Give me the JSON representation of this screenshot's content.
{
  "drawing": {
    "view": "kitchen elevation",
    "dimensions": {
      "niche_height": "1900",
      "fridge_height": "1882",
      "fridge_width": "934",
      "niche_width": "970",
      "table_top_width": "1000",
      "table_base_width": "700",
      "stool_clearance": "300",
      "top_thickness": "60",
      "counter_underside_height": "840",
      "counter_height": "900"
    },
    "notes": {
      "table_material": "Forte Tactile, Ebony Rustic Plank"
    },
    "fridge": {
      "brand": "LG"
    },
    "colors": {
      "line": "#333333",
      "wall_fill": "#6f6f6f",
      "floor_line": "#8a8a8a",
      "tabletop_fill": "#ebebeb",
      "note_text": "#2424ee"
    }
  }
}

■ ■ ■ ■ ■ ■ ■

◆ Exercise prompt: Output the data above exactly, please, line for line.

◆ Completed task:
Give me the JSON representation of this screenshot's content.
{
  "drawing": {
    "view": "kitchen elevation",
    "dimensions": {
      "niche_height": "1900",
      "fridge_height": "1882",
      "fridge_width": "934",
      "niche_width": "970",
      "table_top_width": "1000",
      "table_base_width": "700",
      "stool_clearance": "300",
      "top_thickness": "60",
      "counter_underside_height": "840",
      "counter_height": "900"
    },
    "notes": {
      "table_material": "Forte Tactile, Ebony Rustic Plank"
    },
    "fridge": {
      "brand": "LG"
    },
    "colors": {
      "line": "#333333",
      "wall_fill": "#6f6f6f",
      "floor_line": "#8a8a8a",
      "tabletop_fill": "#ebebeb",
      "note_text": "#2424ee"
    }
  }
}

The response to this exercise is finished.